[PATCH] drm/amdgpu: Add sysfs entries for xgmi hive.

Koenig, Christian Christian.Koenig at amd.com
Tue Mar 5 18:55:26 UTC 2019


Am 05.03.19 um 19:36 schrieb Grodzovsky, Andrey:
> On 3/5/19 1:26 PM, Koenig, Christian wrote:
>> Am 05.03.19 um 19:24 schrieb Grodzovsky, Andrey:
>>> On 3/5/19 1:18 PM, Koenig, Christian wrote:
>>>> Am 05.03.19 um 18:47 schrieb Andrey Grodzovsky:
>>>>> For each device a file xgmi_device_id is created.
>>>>> On the first device a subdirectory named xgmi_hive_info is created,
>>>>> It contains  a file named hive_id and symlinks named node 1-4 linking
>>>>> to each device in the hive.
>>>>>
>>>>> Signed-off-by: Andrey Grodzovsky <andrey.grodzovsky at amd.com>
>>>>> ---
>>>>>       drivers/gpu/drm/amd/amdgpu/amdgpu_xgmi.c | 145 ++++++++++++++++++++++++++++++-
>>>>>       drivers/gpu/drm/amd/amdgpu/amdgpu_xgmi.h |   6 +-
>>>>>       2 files changed, 146 insertions(+), 5 deletions(-)

Tasks and exercises
(1) Return the patch discussion above in full, word for word.
(2) Rewrite the lines of the listing below as a Markdown table with the columns Row and Line, starting at the line that contains "tab-anni-orilahde[interactable]: Anni Orilähde" and ending at the line that contains "page-heading: Anni Orilähde". Leave out any blank lines.

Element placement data
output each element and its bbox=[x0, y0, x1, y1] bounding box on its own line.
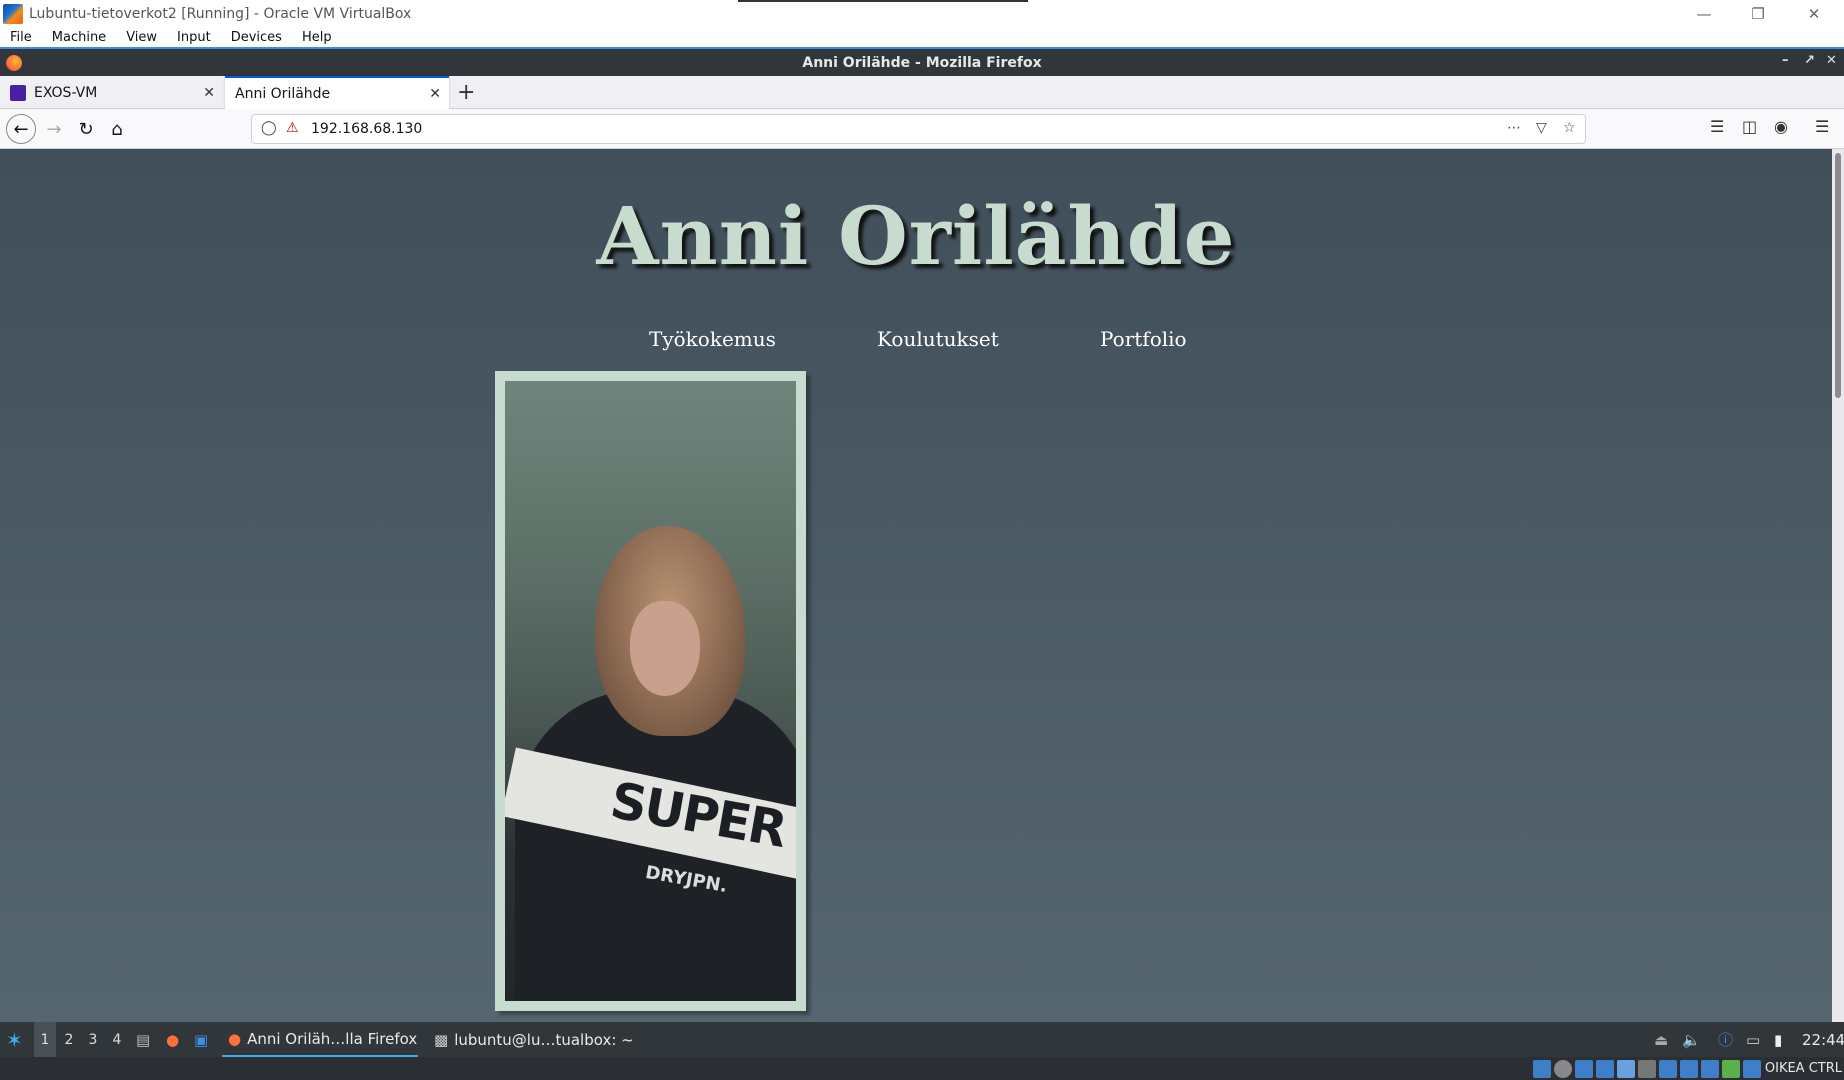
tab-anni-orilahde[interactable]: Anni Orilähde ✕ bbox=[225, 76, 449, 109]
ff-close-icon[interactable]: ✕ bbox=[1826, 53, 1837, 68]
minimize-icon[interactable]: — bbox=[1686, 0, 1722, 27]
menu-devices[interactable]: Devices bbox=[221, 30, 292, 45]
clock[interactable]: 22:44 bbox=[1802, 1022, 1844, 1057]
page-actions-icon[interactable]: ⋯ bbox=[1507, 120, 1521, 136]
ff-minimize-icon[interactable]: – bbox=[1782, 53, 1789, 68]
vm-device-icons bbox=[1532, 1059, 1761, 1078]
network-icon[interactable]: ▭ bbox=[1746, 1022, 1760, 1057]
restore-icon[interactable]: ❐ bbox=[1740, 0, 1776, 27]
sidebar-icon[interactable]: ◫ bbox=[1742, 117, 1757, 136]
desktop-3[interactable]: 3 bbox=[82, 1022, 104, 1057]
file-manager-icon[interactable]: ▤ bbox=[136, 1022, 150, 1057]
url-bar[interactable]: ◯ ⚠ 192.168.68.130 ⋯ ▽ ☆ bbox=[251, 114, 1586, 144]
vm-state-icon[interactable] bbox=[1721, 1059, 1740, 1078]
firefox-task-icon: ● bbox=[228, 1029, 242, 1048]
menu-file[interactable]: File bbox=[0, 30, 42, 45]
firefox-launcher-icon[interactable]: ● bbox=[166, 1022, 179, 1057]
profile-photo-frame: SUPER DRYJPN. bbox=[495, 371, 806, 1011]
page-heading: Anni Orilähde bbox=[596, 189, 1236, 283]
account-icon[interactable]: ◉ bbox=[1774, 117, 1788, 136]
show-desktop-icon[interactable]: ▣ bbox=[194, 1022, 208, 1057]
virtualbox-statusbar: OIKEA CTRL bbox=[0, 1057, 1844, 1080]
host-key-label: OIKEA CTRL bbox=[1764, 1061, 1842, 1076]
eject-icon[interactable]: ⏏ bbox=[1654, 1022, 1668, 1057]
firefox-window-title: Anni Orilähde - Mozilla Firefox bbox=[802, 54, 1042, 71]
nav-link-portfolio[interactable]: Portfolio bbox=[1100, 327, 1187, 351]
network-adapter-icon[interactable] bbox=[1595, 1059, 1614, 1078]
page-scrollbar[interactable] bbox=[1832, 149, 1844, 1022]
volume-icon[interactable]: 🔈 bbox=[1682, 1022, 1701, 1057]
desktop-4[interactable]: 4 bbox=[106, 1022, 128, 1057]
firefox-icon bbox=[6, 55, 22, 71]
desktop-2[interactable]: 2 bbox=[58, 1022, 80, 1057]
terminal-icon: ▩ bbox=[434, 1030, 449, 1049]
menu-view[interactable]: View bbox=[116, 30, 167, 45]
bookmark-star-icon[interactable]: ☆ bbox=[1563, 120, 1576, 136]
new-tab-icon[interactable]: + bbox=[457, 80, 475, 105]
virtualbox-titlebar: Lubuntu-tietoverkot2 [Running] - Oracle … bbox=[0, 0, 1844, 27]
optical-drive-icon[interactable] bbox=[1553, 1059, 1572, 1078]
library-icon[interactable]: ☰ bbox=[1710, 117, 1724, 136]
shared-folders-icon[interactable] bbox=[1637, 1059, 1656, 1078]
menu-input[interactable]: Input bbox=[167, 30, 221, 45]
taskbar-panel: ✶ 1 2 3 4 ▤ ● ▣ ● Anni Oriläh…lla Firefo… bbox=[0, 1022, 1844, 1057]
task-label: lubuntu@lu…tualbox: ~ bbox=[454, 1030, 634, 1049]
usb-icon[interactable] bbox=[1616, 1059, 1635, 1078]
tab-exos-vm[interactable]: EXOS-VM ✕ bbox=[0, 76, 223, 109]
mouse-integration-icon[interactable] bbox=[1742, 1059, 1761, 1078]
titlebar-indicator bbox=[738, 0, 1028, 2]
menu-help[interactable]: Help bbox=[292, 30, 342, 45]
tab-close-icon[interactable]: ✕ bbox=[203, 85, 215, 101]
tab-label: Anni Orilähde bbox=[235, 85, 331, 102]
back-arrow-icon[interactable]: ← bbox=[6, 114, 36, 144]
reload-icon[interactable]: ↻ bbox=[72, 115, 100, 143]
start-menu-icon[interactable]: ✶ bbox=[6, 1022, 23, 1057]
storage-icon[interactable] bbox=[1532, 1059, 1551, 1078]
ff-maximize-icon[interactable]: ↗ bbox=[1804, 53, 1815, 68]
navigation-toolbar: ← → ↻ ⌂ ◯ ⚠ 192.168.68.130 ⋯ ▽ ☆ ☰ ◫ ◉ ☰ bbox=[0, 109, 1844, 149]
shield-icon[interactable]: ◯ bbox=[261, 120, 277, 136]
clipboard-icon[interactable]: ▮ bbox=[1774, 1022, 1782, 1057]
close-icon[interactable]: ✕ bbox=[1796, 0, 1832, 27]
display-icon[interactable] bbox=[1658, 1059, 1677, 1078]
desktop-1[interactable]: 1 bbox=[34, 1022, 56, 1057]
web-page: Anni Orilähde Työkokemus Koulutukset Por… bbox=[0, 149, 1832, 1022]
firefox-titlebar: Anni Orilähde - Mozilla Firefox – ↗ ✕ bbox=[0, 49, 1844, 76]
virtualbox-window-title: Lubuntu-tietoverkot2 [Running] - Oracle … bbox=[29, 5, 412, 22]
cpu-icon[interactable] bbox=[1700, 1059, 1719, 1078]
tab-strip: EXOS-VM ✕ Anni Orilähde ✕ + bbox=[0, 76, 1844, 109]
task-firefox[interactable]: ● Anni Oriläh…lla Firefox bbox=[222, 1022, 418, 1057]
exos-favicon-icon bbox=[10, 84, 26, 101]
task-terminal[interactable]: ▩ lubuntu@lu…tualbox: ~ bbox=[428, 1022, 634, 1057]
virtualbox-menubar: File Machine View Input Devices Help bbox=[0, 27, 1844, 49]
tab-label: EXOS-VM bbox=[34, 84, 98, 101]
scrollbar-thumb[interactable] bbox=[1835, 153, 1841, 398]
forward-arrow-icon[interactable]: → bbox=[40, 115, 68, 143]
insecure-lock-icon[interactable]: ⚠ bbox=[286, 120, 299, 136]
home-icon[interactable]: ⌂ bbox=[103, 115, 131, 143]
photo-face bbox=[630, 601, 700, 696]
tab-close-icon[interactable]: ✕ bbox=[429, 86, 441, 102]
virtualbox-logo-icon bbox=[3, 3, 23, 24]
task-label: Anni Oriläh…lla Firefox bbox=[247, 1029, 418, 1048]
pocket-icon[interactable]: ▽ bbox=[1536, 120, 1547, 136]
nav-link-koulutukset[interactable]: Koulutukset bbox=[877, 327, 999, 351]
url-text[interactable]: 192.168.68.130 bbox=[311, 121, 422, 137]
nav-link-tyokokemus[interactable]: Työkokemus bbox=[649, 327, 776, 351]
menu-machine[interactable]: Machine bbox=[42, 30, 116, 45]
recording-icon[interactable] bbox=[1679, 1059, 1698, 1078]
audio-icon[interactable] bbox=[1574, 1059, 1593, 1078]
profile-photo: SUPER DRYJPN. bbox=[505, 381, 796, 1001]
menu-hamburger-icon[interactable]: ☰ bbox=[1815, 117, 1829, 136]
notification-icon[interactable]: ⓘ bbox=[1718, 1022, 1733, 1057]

Outputs for the tasks
(1)
[PATCH] drm/amdgpu: Add sysfs entries for xgmi hive.

Koenig, Christian Christian.Koenig at amd.com
Tue Mar 5 18:55:26 UTC 2019


Am 05.03.19 um 19:36 schrieb Grodzovsky, Andrey:
> On 3/5/19 1:26 PM, Koenig, Christian wrote:
>> Am 05.03.19 um 19:24 schrieb Grodzovsky, Andrey:
>>> On 3/5/19 1:18 PM, Koenig, Christian wrote:
>>>> Am 05.03.19 um 18:47 schrieb Andrey Grodzovsky:
>>>>> For each device a file xgmi_device_id is created.
>>>>> On the first device a subdirectory named xgmi_hive_info is created,
>>>>> It contains  a file named hive_id and symlinks named node 1-4 linking
>>>>> to each device in the hive.
>>>>>
>>>>> Signed-off-by: Andrey Grodzovsky <andrey.grodzovsky at amd.com>
>>>>> ---
>>>>>       drivers/gpu/drm/amd/amdgpu/amdgpu_xgmi.c | 145 ++++++++++++++++++++++++++++++-
>>>>>       drivers/gpu/drm/amd/amdgpu/amdgpu_xgmi.h |   6 +-
>>>>>       2 files changed, 146 insertions(+), 5 deletions(-)

(2)
| Row | Line |
|---|---|
| 1 | tab-anni-orilahde[interactable]: Anni Orilähde ✕ bbox=[225, 76, 449, 109] |
| 2 | ff-close-icon[interactable]: ✕ bbox=[1826, 53, 1837, 68] |
| 3 | minimize-icon[interactable]: — bbox=[1686, 0, 1722, 27] |
| 4 | menu-devices[interactable]: Devices bbox=[221, 30, 292, 45] |
| 5 | clock[interactable]: 22:44 bbox=[1802, 1022, 1844, 1057] |
| 6 | page-actions-icon[interactable]: ⋯ bbox=[1507, 120, 1521, 136] |
| 7 | ff-minimize-icon[interactable]: – bbox=[1782, 53, 1789, 68] |
| 8 | vm-device-icons bbox=[1532, 1059, 1761, 1078] |
| 9 | network-icon[interactable]: ▭ bbox=[1746, 1022, 1760, 1057] |
| 10 | restore-icon[interactable]: ❐ bbox=[1740, 0, 1776, 27] |
| 11 | sidebar-icon[interactable]: ◫ bbox=[1742, 117, 1757, 136] |
| 12 | desktop-3[interactable]: 3 bbox=[82, 1022, 104, 1057] |
| 13 | file-manager-icon[interactable]: ▤ bbox=[136, 1022, 150, 1057] |
| 14 | url-bar[interactable]: ◯ ⚠ 192.168.68.130 ⋯ ▽ ☆ bbox=[251, 114, 1586, 144] |
| 15 | vm-state-icon[interactable] bbox=[1721, 1059, 1740, 1078] |
| 16 | firefox-task-icon: ● bbox=[228, 1029, 242, 1048] |
| 17 | menu-file[interactable]: File bbox=[0, 30, 42, 45] |
| 18 | firefox-launcher-icon[interactable]: ● bbox=[166, 1022, 179, 1057] |
| 19 | profile-photo-frame: SUPER DRYJPN. bbox=[495, 371, 806, 1011] |
| 20 | page-heading: Anni Orilähde bbox=[596, 189, 1236, 283] |